*GIVEN DATA*:
— START —

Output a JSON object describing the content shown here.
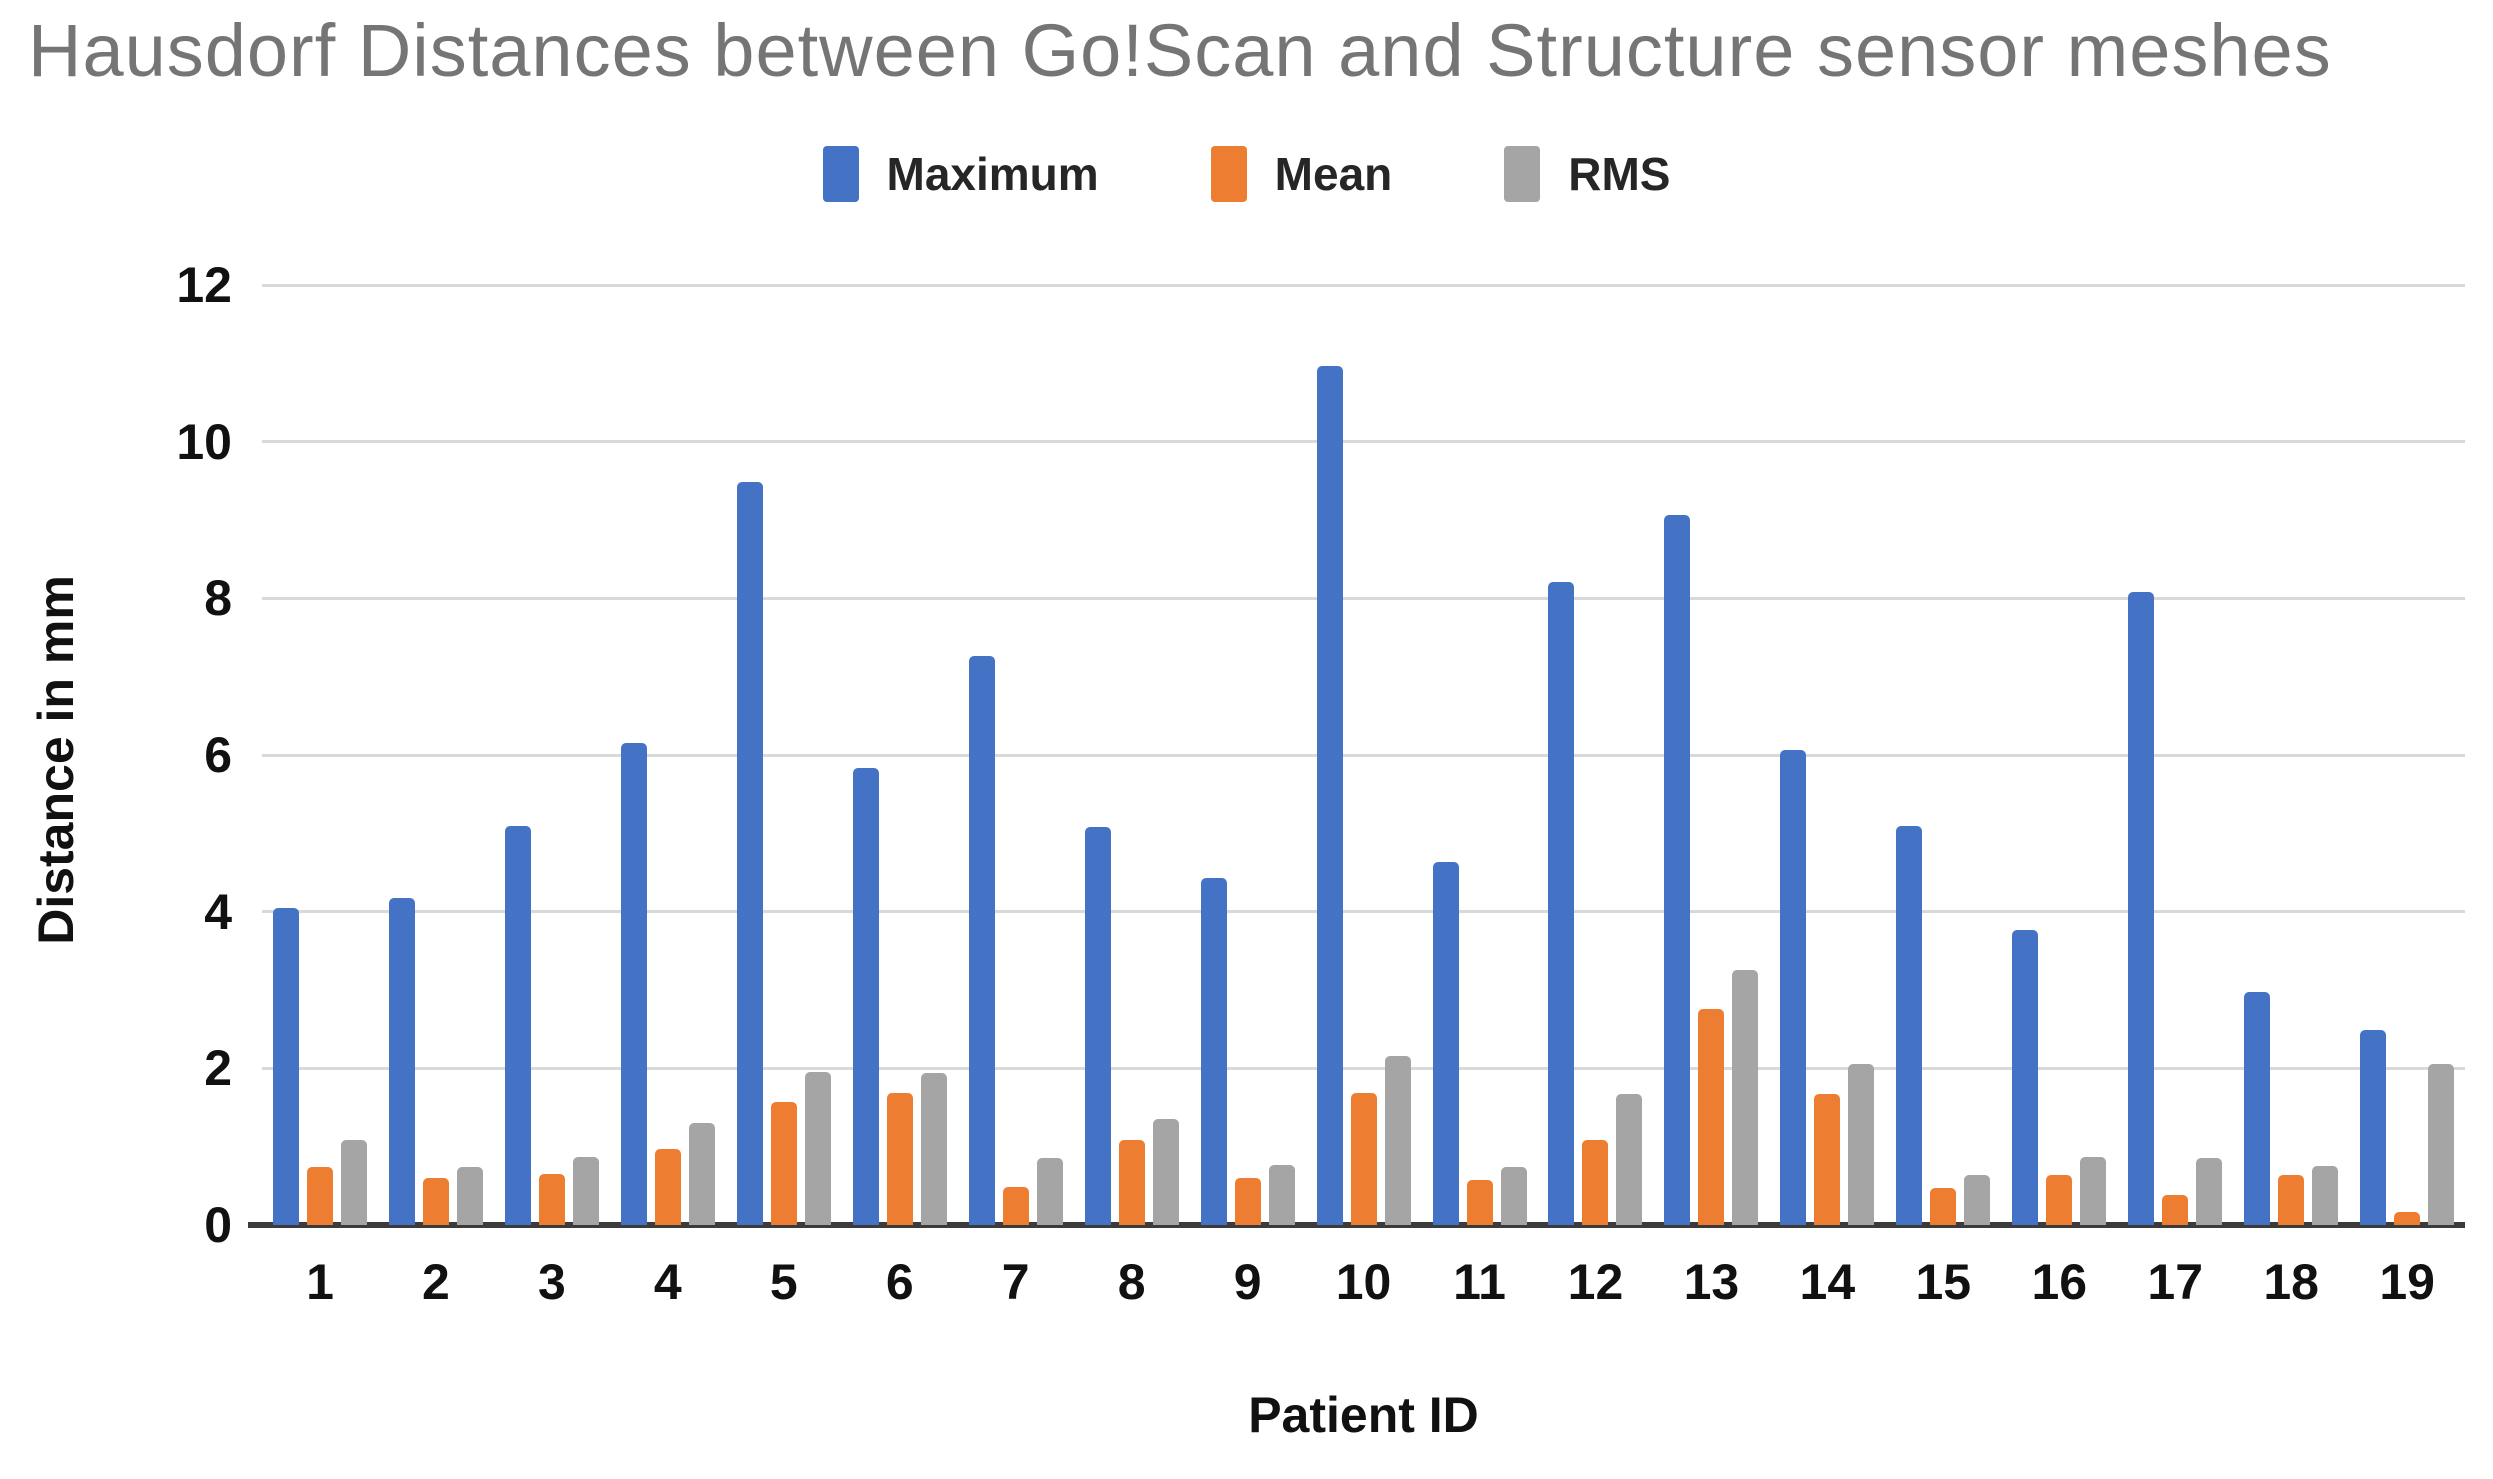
{
  "chart_data": {
    "type": "bar",
    "title": "Hausdorf Distances between Go!Scan and Structure sensor meshes",
    "xlabel": "Patient ID",
    "ylabel": "Distance in mm",
    "ylim": [
      0,
      12
    ],
    "yticks": [
      0,
      2,
      4,
      6,
      8,
      10,
      12
    ],
    "grid": true,
    "legend_position": "top-center",
    "categories": [
      "1",
      "2",
      "3",
      "4",
      "5",
      "6",
      "7",
      "8",
      "9",
      "10",
      "11",
      "12",
      "13",
      "14",
      "15",
      "16",
      "17",
      "18",
      "19"
    ],
    "series": [
      {
        "name": "Maximum",
        "color": "#4472C4",
        "values": [
          4.05,
          4.18,
          5.1,
          6.15,
          9.48,
          5.83,
          7.27,
          5.08,
          4.43,
          10.97,
          4.64,
          8.21,
          9.06,
          6.06,
          5.09,
          3.77,
          8.08,
          2.97,
          2.49
        ]
      },
      {
        "name": "Mean",
        "color": "#ED7D31",
        "values": [
          0.74,
          0.6,
          0.65,
          0.97,
          1.57,
          1.68,
          0.48,
          1.08,
          0.6,
          1.68,
          0.58,
          1.08,
          2.76,
          1.67,
          0.47,
          0.64,
          0.38,
          0.64,
          0.16
        ]
      },
      {
        "name": "RMS",
        "color": "#A5A5A5",
        "values": [
          1.08,
          0.74,
          0.87,
          1.3,
          1.95,
          1.94,
          0.86,
          1.35,
          0.76,
          2.16,
          0.74,
          1.67,
          3.25,
          2.06,
          0.64,
          0.87,
          0.86,
          0.75,
          2.06
        ]
      }
    ]
  },
  "colors": {
    "gridline": "#D9D9D9",
    "axis_line": "#3B3B3B",
    "title_text": "#757575",
    "label_text": "#111111",
    "background": "#FFFFFF"
  }
}
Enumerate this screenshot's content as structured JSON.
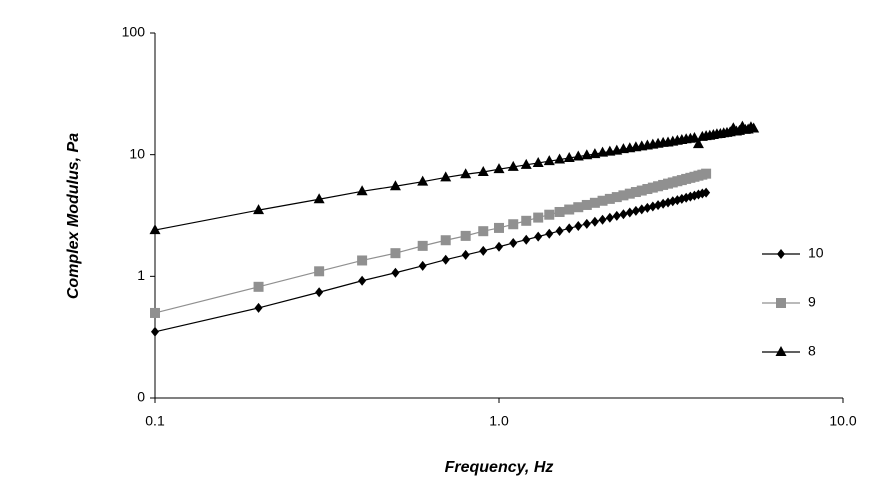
{
  "chart_data": {
    "type": "line",
    "xlabel": "Frequency, Hz",
    "ylabel": "Complex Modulus, Pa",
    "xscale": "log",
    "yscale": "log",
    "xlim": [
      0.1,
      10
    ],
    "xticks": [
      {
        "value": 0.1,
        "label": "0.1"
      },
      {
        "value": 1,
        "label": "1.0"
      },
      {
        "value": 10,
        "label": "10.0"
      }
    ],
    "ylim": [
      0.1,
      100
    ],
    "yticks": [
      {
        "value": 0.1,
        "label": "0"
      },
      1,
      10,
      100
    ],
    "grid": false,
    "legend": "right",
    "series": [
      {
        "name": "10",
        "color": "#000000",
        "marker": "diamond",
        "x": [
          0.1,
          0.2,
          0.3,
          0.4,
          0.5,
          0.6,
          0.7,
          0.8,
          0.9,
          1.0,
          1.1,
          1.2,
          1.3,
          1.4,
          1.5,
          1.6,
          1.7,
          1.8,
          1.9,
          2.0,
          2.1,
          2.2,
          2.3,
          2.4,
          2.5,
          2.6,
          2.7,
          2.8,
          2.9,
          3.0,
          3.1,
          3.2,
          3.3,
          3.4,
          3.5,
          3.6,
          3.7,
          3.8,
          3.9,
          4.0
        ],
        "values": [
          0.35,
          0.55,
          0.74,
          0.92,
          1.07,
          1.22,
          1.37,
          1.5,
          1.62,
          1.75,
          1.88,
          2.0,
          2.12,
          2.24,
          2.36,
          2.48,
          2.59,
          2.7,
          2.81,
          2.92,
          3.03,
          3.14,
          3.24,
          3.35,
          3.45,
          3.55,
          3.65,
          3.75,
          3.85,
          3.95,
          4.04,
          4.14,
          4.23,
          4.33,
          4.42,
          4.52,
          4.61,
          4.7,
          4.79,
          4.88
        ]
      },
      {
        "name": "9",
        "color": "#909090",
        "marker": "square",
        "x": [
          0.1,
          0.2,
          0.3,
          0.4,
          0.5,
          0.6,
          0.7,
          0.8,
          0.9,
          1.0,
          1.1,
          1.2,
          1.3,
          1.4,
          1.5,
          1.6,
          1.7,
          1.8,
          1.9,
          2.0,
          2.1,
          2.2,
          2.3,
          2.4,
          2.5,
          2.6,
          2.7,
          2.8,
          2.9,
          3.0,
          3.1,
          3.2,
          3.3,
          3.4,
          3.5,
          3.6,
          3.7,
          3.8,
          3.9,
          4.0
        ],
        "values": [
          0.5,
          0.82,
          1.1,
          1.35,
          1.55,
          1.78,
          1.98,
          2.15,
          2.35,
          2.5,
          2.68,
          2.86,
          3.04,
          3.21,
          3.38,
          3.54,
          3.7,
          3.86,
          4.02,
          4.18,
          4.33,
          4.48,
          4.63,
          4.78,
          4.93,
          5.07,
          5.22,
          5.36,
          5.5,
          5.64,
          5.78,
          5.91,
          6.05,
          6.18,
          6.32,
          6.45,
          6.58,
          6.72,
          6.85,
          6.98
        ]
      },
      {
        "name": "8",
        "color": "#000000",
        "marker": "triangle",
        "x": [
          0.1,
          0.2,
          0.3,
          0.4,
          0.5,
          0.6,
          0.7,
          0.8,
          0.9,
          1.0,
          1.1,
          1.2,
          1.3,
          1.4,
          1.5,
          1.6,
          1.7,
          1.8,
          1.9,
          2.0,
          2.1,
          2.2,
          2.3,
          2.4,
          2.5,
          2.6,
          2.7,
          2.8,
          2.9,
          3.0,
          3.1,
          3.2,
          3.3,
          3.4,
          3.5,
          3.6,
          3.7,
          3.8,
          3.9,
          4.0,
          4.1,
          4.2,
          4.3,
          4.4,
          4.5,
          4.6,
          4.7,
          4.8,
          4.9,
          5.0,
          5.1,
          5.2,
          5.3,
          5.4,
          5.5
        ],
        "values": [
          2.4,
          3.5,
          4.3,
          5.0,
          5.5,
          6.0,
          6.5,
          6.9,
          7.2,
          7.6,
          7.93,
          8.25,
          8.55,
          8.84,
          9.12,
          9.39,
          9.65,
          9.9,
          10.1,
          10.4,
          10.6,
          10.8,
          11.1,
          11.3,
          11.5,
          11.7,
          11.9,
          12.1,
          12.3,
          12.5,
          12.6,
          12.8,
          13.0,
          13.2,
          13.4,
          13.5,
          13.7,
          12.2,
          14.0,
          14.2,
          14.3,
          14.5,
          14.7,
          14.8,
          15.0,
          15.1,
          15.3,
          16.5,
          15.5,
          15.7,
          17.0,
          16.0,
          16.1,
          16.8,
          16.4
        ]
      }
    ]
  }
}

— END —

Out of the records, collect only those lines that contain the string "name".

        "name": "Maximum",
        "name": "Mean",
        "name": "RMS",
        "name": "10",
        "name": "9",
        "name": "8",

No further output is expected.